SOURCE PASSAGE below:
Eddie Pech grew up in Boyle Heights.
His high school, Woodrow Wilson, is located a little over a mile from the USC Health Sciences campus.
He vividly recalls the former L.A. County General Hospital, the 1933 Art Deco landmark that sustained damage from the 1994 Northridge Earthquake and was permanently mothballed in 2008 following the opening of the new adjacent county hospital.
Word on the street was that the shuttered “Great Stone Mother,” once the largest hospital facility west of Chicago, was haunted.
Now, as he graduates with a Bachelor of Science in Real Estate Development (BRED), he views the vacant facility as more of a dream – a good one.
A second life for the L.A. County General Hospital
Pech, following the USC Price School Commencement ceremony on May 15 and a solo backtracking trek through Europe that will last through the end of June, will report to work as an assistant project manager at Primestor, the Culver City development company that specializes in urban infill and community-focused projects.
His first assignment: redevelopment of the former General Hospital building and West Campus into a sprawling, mixed-use residential and office complex over the next 10 to 15 years.
Talk about a full-circle moment.
End of SOURCE PASSAGE.
DATASET EXCERPTS below:
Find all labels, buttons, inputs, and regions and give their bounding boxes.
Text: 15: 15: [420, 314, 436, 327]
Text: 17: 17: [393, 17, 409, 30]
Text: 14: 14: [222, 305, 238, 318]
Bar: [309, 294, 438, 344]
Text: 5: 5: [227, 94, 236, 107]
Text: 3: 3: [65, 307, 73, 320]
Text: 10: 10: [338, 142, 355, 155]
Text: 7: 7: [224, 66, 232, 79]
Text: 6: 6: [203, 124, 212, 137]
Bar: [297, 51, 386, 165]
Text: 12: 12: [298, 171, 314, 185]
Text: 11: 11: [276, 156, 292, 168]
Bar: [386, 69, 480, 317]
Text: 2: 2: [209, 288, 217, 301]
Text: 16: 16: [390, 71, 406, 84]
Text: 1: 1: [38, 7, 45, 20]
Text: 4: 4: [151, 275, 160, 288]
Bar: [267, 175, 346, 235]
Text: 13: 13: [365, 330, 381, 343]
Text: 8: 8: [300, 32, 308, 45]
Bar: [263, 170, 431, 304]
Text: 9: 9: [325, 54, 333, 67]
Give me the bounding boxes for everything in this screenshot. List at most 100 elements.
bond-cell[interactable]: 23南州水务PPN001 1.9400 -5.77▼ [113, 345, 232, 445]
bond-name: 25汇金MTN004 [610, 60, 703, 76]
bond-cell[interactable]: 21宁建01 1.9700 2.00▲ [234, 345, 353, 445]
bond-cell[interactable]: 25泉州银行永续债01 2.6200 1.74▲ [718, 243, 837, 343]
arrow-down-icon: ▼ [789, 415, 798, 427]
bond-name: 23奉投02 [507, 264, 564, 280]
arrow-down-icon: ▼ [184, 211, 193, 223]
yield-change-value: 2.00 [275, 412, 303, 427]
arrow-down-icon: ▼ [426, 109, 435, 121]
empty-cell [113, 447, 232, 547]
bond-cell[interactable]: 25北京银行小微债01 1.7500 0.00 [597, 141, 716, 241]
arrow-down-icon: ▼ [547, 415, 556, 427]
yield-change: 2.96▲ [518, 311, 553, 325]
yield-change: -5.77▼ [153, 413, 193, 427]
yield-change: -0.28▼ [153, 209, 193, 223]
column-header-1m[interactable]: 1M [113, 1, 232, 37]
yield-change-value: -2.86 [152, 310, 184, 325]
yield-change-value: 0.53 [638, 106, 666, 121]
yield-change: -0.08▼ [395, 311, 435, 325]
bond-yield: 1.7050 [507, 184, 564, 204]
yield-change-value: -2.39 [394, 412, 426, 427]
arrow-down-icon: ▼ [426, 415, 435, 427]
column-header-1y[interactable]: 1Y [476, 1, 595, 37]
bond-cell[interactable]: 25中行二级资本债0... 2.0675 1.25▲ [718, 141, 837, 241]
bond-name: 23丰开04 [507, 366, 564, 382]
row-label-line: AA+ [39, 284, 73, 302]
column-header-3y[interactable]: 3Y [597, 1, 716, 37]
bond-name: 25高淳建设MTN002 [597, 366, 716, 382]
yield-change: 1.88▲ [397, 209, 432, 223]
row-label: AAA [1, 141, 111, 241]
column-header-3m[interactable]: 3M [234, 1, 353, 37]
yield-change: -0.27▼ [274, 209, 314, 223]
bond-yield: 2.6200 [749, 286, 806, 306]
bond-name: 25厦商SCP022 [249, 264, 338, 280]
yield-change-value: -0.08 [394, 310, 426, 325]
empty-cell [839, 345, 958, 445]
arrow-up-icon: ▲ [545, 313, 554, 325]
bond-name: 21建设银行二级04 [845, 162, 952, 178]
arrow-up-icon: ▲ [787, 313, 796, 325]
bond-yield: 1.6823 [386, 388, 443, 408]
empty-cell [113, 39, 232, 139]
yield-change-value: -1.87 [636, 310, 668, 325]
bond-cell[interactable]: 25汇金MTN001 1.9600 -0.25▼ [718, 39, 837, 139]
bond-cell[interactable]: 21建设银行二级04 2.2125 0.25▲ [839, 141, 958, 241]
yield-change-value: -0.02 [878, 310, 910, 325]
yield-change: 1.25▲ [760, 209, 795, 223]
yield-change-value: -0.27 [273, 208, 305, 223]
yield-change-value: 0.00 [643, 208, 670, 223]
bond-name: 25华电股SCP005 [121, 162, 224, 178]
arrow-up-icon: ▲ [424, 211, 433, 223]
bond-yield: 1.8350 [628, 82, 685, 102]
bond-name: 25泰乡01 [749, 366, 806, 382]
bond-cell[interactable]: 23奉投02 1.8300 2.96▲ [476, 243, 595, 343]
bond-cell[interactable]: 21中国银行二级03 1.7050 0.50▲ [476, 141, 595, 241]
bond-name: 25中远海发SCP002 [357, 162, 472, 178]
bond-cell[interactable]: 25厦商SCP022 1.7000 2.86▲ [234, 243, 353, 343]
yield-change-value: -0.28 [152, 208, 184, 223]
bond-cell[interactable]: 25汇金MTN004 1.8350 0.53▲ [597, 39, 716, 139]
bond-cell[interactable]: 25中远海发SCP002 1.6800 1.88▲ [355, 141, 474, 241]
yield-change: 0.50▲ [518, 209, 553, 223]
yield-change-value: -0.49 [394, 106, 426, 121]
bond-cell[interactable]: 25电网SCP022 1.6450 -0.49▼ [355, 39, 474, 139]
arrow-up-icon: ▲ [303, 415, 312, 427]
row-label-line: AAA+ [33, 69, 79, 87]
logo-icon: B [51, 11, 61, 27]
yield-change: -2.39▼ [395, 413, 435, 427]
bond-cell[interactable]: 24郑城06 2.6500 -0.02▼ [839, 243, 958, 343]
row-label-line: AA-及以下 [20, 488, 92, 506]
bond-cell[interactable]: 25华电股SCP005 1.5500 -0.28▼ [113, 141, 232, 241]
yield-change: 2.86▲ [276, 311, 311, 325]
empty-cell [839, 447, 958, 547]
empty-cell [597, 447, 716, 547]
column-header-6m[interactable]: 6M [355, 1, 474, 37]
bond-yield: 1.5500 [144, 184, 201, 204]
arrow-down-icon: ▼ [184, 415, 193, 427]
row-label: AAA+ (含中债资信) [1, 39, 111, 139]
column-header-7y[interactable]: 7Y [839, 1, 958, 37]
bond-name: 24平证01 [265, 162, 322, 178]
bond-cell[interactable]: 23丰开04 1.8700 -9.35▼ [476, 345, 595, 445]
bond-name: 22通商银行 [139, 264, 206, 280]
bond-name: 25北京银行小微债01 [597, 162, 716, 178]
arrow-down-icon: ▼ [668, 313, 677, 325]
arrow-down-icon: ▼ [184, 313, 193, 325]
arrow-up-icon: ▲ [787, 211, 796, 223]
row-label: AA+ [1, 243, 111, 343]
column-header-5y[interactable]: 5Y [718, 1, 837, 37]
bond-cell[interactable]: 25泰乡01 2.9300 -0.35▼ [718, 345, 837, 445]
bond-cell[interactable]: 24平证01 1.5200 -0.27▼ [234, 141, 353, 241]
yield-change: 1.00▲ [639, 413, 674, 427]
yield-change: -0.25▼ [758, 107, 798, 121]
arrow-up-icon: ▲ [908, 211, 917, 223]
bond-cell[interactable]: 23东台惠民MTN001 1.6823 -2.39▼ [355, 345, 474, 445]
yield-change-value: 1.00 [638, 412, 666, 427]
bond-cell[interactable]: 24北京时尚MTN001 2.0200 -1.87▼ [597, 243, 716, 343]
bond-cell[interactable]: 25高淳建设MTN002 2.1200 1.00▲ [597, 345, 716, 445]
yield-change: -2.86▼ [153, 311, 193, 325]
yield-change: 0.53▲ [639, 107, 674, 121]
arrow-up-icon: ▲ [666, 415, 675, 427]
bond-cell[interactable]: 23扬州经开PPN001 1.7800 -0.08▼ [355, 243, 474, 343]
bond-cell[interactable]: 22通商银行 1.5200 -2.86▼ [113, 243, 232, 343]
End of DATASET EXCERPTS.
LIST OF TASKS -
1. In the story about Eddie Pech, what job will he hold at Primestor?
2. Write the next part of the story about Eddie Pech, starting right after its last sentence.

OUTPUTS IN ORDER -
1. Assistant project manager

2.
“I’m like, wow,” says Pech, a first-generation college student whose parents immigrated from Mexico. “I grew up right down from the old hospital and never imagined it would have a second life.”

A clear-eyed purpose
Pech began working on the former general hospital project a year ago, when Primestor hired him as an intern.
One of his instructors, USC Price Adjunct Professor Ben J. Winter (who teaches the history of planning and development and whose day job is executive vice president at Linc Housing), had connected him with Leandro Tyberg, the president and co-founder of the minority-owned firm.
“I was immediately interested in the internship because it aligned with my own desire to have a positive impact on communities and to spread positivity,” Pech recalls.
Winter acknowledged Pech’s smarts in the classroom, but says he has other things going for him that have helped open professional opportunities.
“Take, for instance, him being clear-eyed about purpose,” Winter says. “He wanted to find a job that could improve the community he came from. Because he was rooted in that goal, he was able to act decisively when the internship opportunity at Primestor came around.”
“Eddie’s interests and skills both within and beyond real estate development will serve him well, and I know he has a bright future ahead.”
Assistant Professor Kate Nelischer
Kate Nelischer, Assistant professor (Teaching) at USC Price, in the Wilbur H. Smith III Department of Real Estate Development & Department of Urban Planning & Spatial Analysis, had Pech in two of her courses his fourth year.
“She taught me so much about the layout of sites for efficiency but also how to honor the community and keep their priorities at the top,” Pech says of Nelischer’s “Designing Livable Communities” and capstone classes.
Says Nelischer: “Eddie is a remarkable student. He was consistently engaged and committed to his studies and his career development. However, what impresses me most about Eddie is his positive attitude, energy, and curiosity.”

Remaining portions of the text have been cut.